WHAT TO WORK ON> Copy each record exactly as it reads, leaving out any pictures it holds.

** START DATA SUPPLIED **

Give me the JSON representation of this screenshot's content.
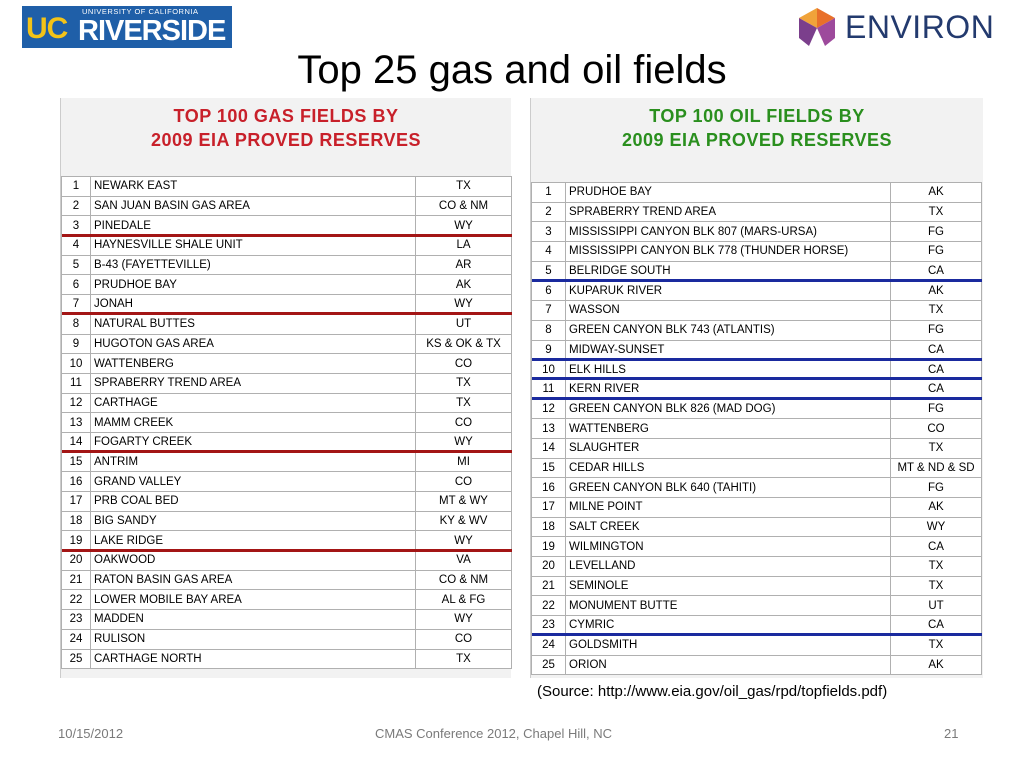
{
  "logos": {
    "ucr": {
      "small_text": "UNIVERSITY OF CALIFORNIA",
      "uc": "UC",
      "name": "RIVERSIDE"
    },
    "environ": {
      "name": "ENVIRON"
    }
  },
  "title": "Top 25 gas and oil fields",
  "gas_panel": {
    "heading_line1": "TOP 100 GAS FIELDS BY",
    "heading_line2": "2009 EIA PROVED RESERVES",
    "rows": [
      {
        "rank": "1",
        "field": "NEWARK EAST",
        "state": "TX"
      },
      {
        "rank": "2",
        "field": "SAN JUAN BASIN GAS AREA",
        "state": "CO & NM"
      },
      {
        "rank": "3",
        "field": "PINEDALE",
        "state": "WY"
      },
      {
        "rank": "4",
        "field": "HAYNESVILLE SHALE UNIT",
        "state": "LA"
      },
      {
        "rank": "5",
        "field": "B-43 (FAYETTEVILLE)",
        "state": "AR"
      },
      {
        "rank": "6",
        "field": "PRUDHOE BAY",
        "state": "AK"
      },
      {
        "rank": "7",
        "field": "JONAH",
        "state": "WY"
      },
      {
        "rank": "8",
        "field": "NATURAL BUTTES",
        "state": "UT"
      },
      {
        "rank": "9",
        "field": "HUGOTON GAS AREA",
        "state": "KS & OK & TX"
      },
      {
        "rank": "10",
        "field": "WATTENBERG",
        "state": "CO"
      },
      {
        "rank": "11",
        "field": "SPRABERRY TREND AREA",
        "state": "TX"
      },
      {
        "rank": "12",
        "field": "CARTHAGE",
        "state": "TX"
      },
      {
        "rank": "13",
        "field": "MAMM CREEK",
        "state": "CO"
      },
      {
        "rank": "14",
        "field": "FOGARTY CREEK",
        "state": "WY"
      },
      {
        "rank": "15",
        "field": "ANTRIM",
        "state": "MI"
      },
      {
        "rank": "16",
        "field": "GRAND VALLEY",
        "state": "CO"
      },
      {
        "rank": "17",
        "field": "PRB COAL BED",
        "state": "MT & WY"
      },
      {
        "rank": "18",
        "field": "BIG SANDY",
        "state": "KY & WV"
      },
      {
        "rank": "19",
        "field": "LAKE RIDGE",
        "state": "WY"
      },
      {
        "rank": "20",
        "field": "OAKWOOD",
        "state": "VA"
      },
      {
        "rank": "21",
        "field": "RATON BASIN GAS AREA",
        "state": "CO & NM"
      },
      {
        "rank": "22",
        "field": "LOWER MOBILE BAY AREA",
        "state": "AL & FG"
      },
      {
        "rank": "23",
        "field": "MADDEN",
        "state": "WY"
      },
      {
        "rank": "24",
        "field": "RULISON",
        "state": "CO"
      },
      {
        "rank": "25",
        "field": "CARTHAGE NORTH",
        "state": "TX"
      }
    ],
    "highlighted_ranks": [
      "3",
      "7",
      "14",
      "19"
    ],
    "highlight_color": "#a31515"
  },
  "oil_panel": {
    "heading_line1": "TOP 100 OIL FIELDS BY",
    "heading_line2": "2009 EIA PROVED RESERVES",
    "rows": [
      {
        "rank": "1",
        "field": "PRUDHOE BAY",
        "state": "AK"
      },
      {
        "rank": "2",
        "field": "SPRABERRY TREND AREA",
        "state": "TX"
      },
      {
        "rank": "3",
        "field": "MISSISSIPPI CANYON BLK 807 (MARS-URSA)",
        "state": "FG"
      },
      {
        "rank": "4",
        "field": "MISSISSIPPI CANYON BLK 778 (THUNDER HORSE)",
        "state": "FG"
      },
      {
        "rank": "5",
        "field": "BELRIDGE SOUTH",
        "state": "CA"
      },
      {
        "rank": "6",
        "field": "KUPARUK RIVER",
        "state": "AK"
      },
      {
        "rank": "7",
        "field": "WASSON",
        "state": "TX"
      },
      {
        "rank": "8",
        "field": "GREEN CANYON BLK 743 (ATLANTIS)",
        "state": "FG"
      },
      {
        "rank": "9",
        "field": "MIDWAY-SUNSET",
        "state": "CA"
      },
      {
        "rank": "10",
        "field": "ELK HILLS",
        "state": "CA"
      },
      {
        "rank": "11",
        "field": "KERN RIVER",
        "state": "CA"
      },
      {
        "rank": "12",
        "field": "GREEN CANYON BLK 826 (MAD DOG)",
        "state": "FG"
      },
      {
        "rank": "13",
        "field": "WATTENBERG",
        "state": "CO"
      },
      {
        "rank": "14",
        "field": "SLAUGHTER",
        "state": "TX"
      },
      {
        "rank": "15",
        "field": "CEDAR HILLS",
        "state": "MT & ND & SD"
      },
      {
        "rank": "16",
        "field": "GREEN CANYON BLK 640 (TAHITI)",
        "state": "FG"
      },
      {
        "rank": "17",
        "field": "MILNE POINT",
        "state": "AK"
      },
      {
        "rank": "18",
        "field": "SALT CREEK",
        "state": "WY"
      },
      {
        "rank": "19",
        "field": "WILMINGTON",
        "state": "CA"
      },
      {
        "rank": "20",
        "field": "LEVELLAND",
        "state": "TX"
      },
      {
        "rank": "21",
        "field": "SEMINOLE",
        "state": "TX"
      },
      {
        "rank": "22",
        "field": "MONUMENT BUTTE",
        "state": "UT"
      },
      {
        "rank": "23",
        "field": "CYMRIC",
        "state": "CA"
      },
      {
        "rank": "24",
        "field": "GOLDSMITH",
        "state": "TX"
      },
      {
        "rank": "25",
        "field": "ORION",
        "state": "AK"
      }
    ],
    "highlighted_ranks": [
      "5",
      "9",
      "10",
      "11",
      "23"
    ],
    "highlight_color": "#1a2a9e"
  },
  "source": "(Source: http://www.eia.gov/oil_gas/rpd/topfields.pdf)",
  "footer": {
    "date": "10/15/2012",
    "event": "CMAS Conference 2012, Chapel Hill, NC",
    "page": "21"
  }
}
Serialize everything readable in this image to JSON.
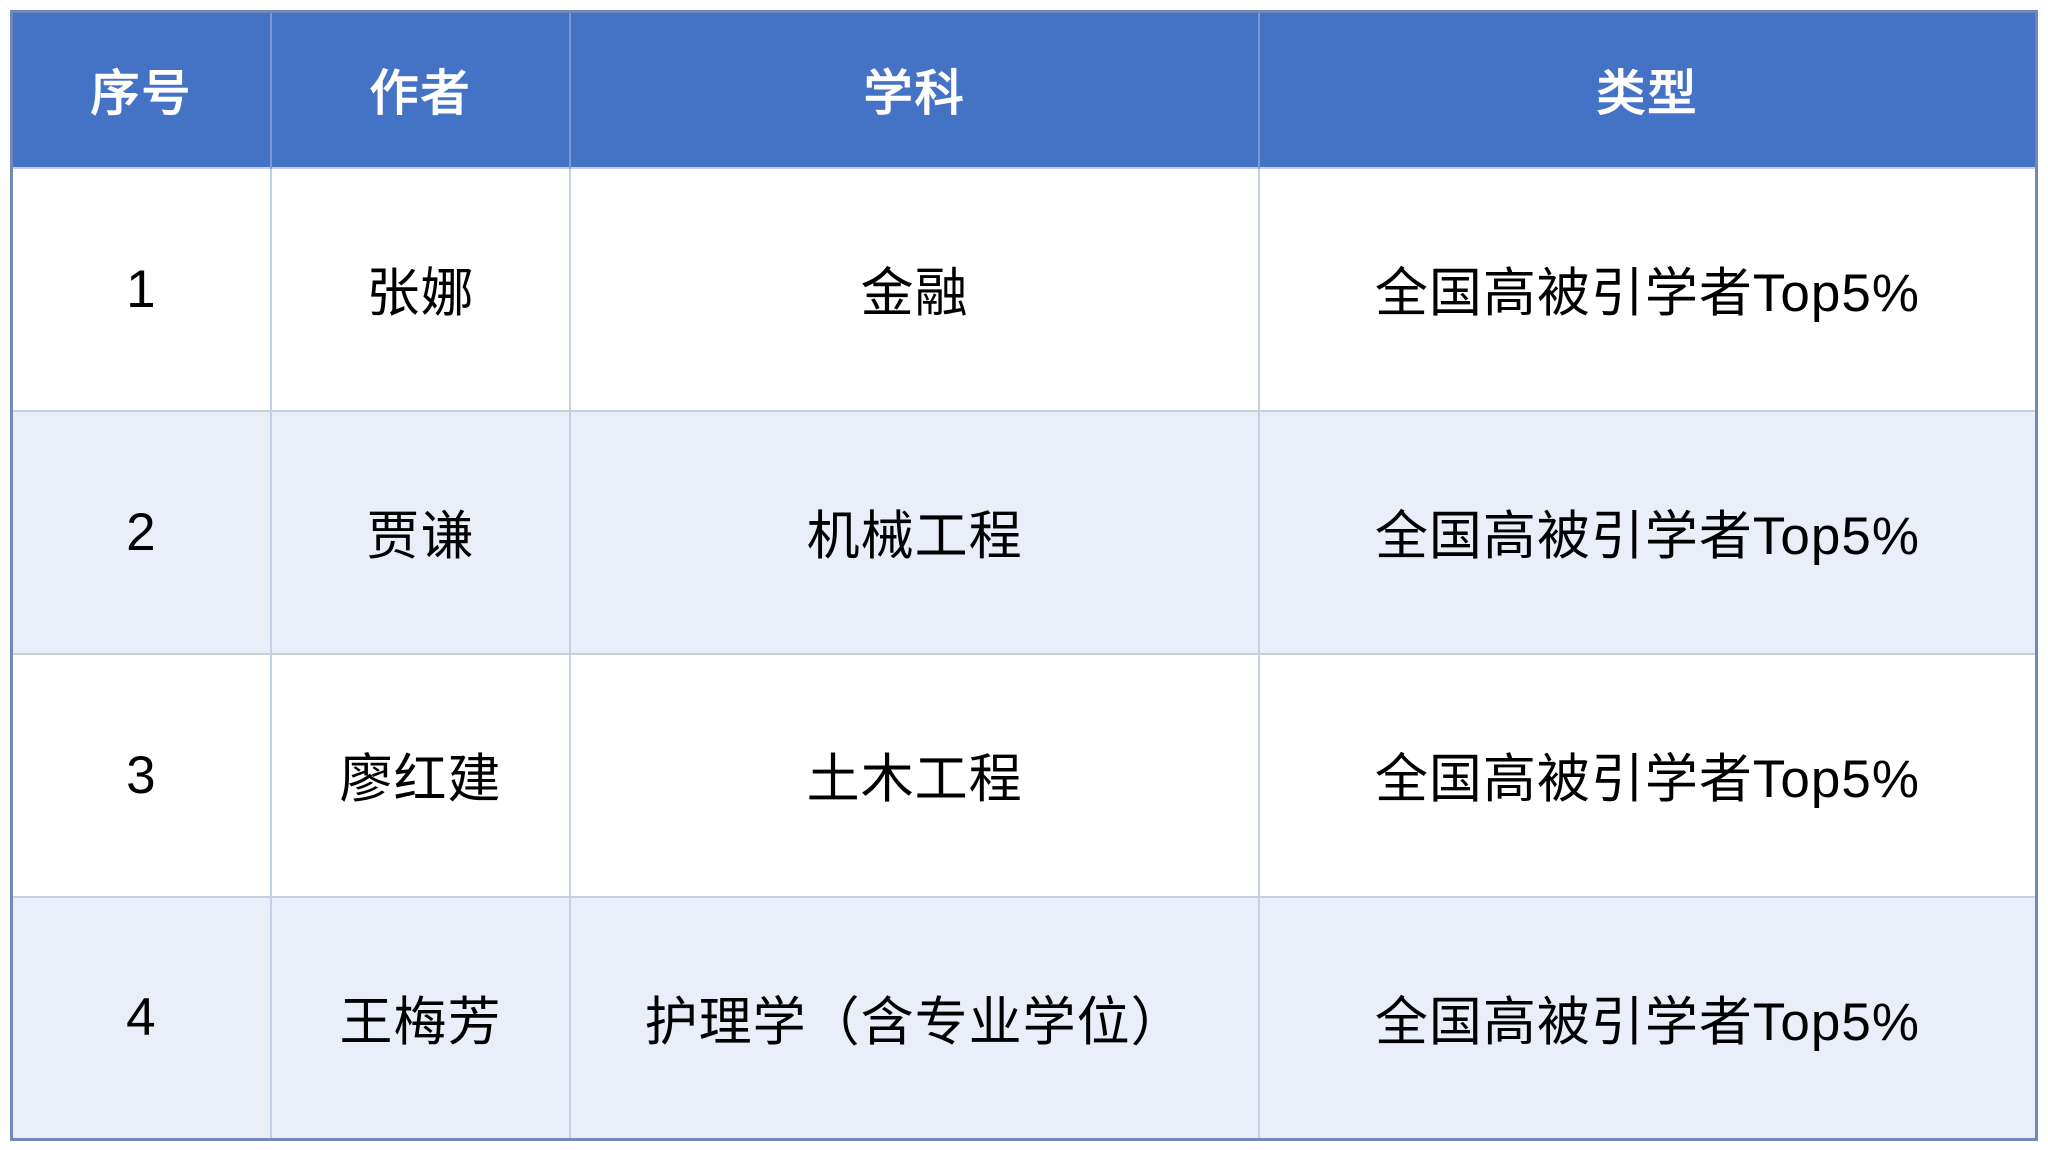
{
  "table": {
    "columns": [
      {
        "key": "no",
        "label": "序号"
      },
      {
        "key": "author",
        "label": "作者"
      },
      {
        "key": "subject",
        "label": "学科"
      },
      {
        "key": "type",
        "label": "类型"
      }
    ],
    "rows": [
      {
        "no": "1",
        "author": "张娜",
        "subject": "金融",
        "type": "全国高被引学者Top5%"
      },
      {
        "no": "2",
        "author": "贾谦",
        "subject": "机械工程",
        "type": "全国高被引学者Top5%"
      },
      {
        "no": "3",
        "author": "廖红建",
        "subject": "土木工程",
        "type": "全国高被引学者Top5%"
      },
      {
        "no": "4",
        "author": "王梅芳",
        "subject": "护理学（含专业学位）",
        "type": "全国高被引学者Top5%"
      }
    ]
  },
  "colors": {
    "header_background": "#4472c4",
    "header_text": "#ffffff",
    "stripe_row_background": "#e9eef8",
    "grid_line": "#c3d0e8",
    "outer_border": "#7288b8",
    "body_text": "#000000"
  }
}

** END DATA SUPPLIED **

EXERCISE ANSWER>
Give me the JSON representation of this screenshot's content.
{
  "logos": {
    "ucr": {
      "small_text": "UNIVERSITY OF CALIFORNIA",
      "uc": "UC",
      "name": "RIVERSIDE"
    },
    "environ": {
      "name": "ENVIRON"
    }
  },
  "title": "Top 25 gas and oil fields",
  "gas_panel": {
    "heading_line1": "TOP 100 GAS FIELDS BY",
    "heading_line2": "2009 EIA PROVED RESERVES",
    "rows": [
      {
        "rank": "1",
        "field": "NEWARK EAST",
        "state": "TX"
      },
      {
        "rank": "2",
        "field": "SAN JUAN BASIN GAS AREA",
        "state": "CO & NM"
      },
      {
        "rank": "3",
        "field": "PINEDALE",
        "state": "WY"
      },
      {
        "rank": "4",
        "field": "HAYNESVILLE SHALE UNIT",
        "state": "LA"
      },
      {
        "rank": "5",
        "field": "B-43 (FAYETTEVILLE)",
        "state": "AR"
      },
      {
        "rank": "6",
        "field": "PRUDHOE BAY",
        "state": "AK"
      },
      {
        "rank": "7",
        "field": "JONAH",
        "state": "WY"
      },
      {
        "rank": "8",
        "field": "NATURAL BUTTES",
        "state": "UT"
      },
      {
        "rank": "9",
        "field": "HUGOTON GAS AREA",
        "state": "KS & OK & TX"
      },
      {
        "rank": "10",
        "field": "WATTENBERG",
        "state": "CO"
      },
      {
        "rank": "11",
        "field": "SPRABERRY TREND AREA",
        "state": "TX"
      },
      {
        "rank": "12",
        "field": "CARTHAGE",
        "state": "TX"
      },
      {
        "rank": "13",
        "field": "MAMM CREEK",
        "state": "CO"
      },
      {
        "rank": "14",
        "field": "FOGARTY CREEK",
        "state": "WY"
      },
      {
        "rank": "15",
        "field": "ANTRIM",
        "state": "MI"
      },
      {
        "rank": "16",
        "field": "GRAND VALLEY",
        "state": "CO"
      },
      {
        "rank": "17",
        "field": "PRB COAL BED",
        "state": "MT & WY"
      },
      {
        "rank": "18",
        "field": "BIG SANDY",
        "state": "KY & WV"
      },
      {
        "rank": "19",
        "field": "LAKE RIDGE",
        "state": "WY"
      },
      {
        "rank": "20",
        "field": "OAKWOOD",
        "state": "VA"
      },
      {
        "rank": "21",
        "field": "RATON BASIN GAS AREA",
        "state": "CO & NM"
      },
      {
        "rank": "22",
        "field": "LOWER MOBILE BAY AREA",
        "state": "AL & FG"
      },
      {
        "rank": "23",
        "field": "MADDEN",
        "state": "WY"
      },
      {
        "rank": "24",
        "field": "RULISON",
        "state": "CO"
      },
      {
        "rank": "25",
        "field": "CARTHAGE NORTH",
        "state": "TX"
      }
    ],
    "highlighted_ranks": [
      "3",
      "7",
      "14",
      "19"
    ],
    "highlight_color": "#a31515"
  },
  "oil_panel": {
    "heading_line1": "TOP 100 OIL FIELDS BY",
    "heading_line2": "2009 EIA PROVED RESERVES",
    "rows": [
      {
        "rank": "1",
        "field": "PRUDHOE BAY",
        "state": "AK"
      },
      {
        "rank": "2",
        "field": "SPRABERRY TREND AREA",
        "state": "TX"
      },
      {
        "rank": "3",
        "field": "MISSISSIPPI CANYON BLK 807 (MARS-URSA)",
        "state": "FG"
      },
      {
        "rank": "4",
        "field": "MISSISSIPPI CANYON BLK 778 (THUNDER HORSE)",
        "state": "FG"
      },
      {
        "rank": "5",
        "field": "BELRIDGE SOUTH",
        "state": "CA"
      },
      {
        "rank": "6",
        "field": "KUPARUK RIVER",
        "state": "AK"
      },
      {
        "rank": "7",
        "field": "WASSON",
        "state": "TX"
      },
      {
        "rank": "8",
        "field": "GREEN CANYON BLK 743 (ATLANTIS)",
        "state": "FG"
      },
      {
        "rank": "9",
        "field": "MIDWAY-SUNSET",
        "state": "CA"
      },
      {
        "rank": "10",
        "field": "ELK HILLS",
        "state": "CA"
      },
      {
        "rank": "11",
        "field": "KERN RIVER",
        "state": "CA"
      },
      {
        "rank": "12",
        "field": "GREEN CANYON BLK 826 (MAD DOG)",
        "state": "FG"
      },
      {
        "rank": "13",
        "field": "WATTENBERG",
        "state": "CO"
      },
      {
        "rank": "14",
        "field": "SLAUGHTER",
        "state": "TX"
      },
      {
        "rank": "15",
        "field": "CEDAR HILLS",
        "state": "MT & ND & SD"
      },
      {
        "rank": "16",
        "field": "GREEN CANYON BLK 640 (TAHITI)",
        "state": "FG"
      },
      {
        "rank": "17",
        "field": "MILNE POINT",
        "state": "AK"
      },
      {
        "rank": "18",
        "field": "SALT CREEK",
        "state": "WY"
      },
      {
        "rank": "19",
        "field": "WILMINGTON",
        "state": "CA"
      },
      {
        "rank": "20",
        "field": "LEVELLAND",
        "state": "TX"
      },
      {
        "rank": "21",
        "field": "SEMINOLE",
        "state": "TX"
      },
      {
        "rank": "22",
        "field": "MONUMENT BUTTE",
        "state": "UT"
      },
      {
        "rank": "23",
        "field": "CYMRIC",
        "state": "CA"
      },
      {
        "rank": "24",
        "field": "GOLDSMITH",
        "state": "TX"
      },
      {
        "rank": "25",
        "field": "ORION",
        "state": "AK"
      }
    ],
    "highlighted_ranks": [
      "5",
      "9",
      "10",
      "11",
      "23"
    ],
    "highlight_color": "#1a2a9e"
  },
  "source": "(Source: http://www.eia.gov/oil_gas/rpd/topfields.pdf)",
  "footer": {
    "date": "10/15/2012",
    "event": "CMAS Conference 2012, Chapel Hill, NC",
    "page": "21"
  }
}
Serialize everything readable in this image to JSON.
{
  "table": {
    "columns": [
      {
        "key": "no",
        "label": "序号"
      },
      {
        "key": "author",
        "label": "作者"
      },
      {
        "key": "subject",
        "label": "学科"
      },
      {
        "key": "type",
        "label": "类型"
      }
    ],
    "rows": [
      {
        "no": "1",
        "author": "张娜",
        "subject": "金融",
        "type": "全国高被引学者Top5%"
      },
      {
        "no": "2",
        "author": "贾谦",
        "subject": "机械工程",
        "type": "全国高被引学者Top5%"
      },
      {
        "no": "3",
        "author": "廖红建",
        "subject": "土木工程",
        "type": "全国高被引学者Top5%"
      },
      {
        "no": "4",
        "author": "王梅芳",
        "subject": "护理学（含专业学位）",
        "type": "全国高被引学者Top5%"
      }
    ]
  },
  "colors": {
    "header_background": "#4472c4",
    "header_text": "#ffffff",
    "stripe_row_background": "#e9eef8",
    "grid_line": "#c3d0e8",
    "outer_border": "#7288b8",
    "body_text": "#000000"
  }
}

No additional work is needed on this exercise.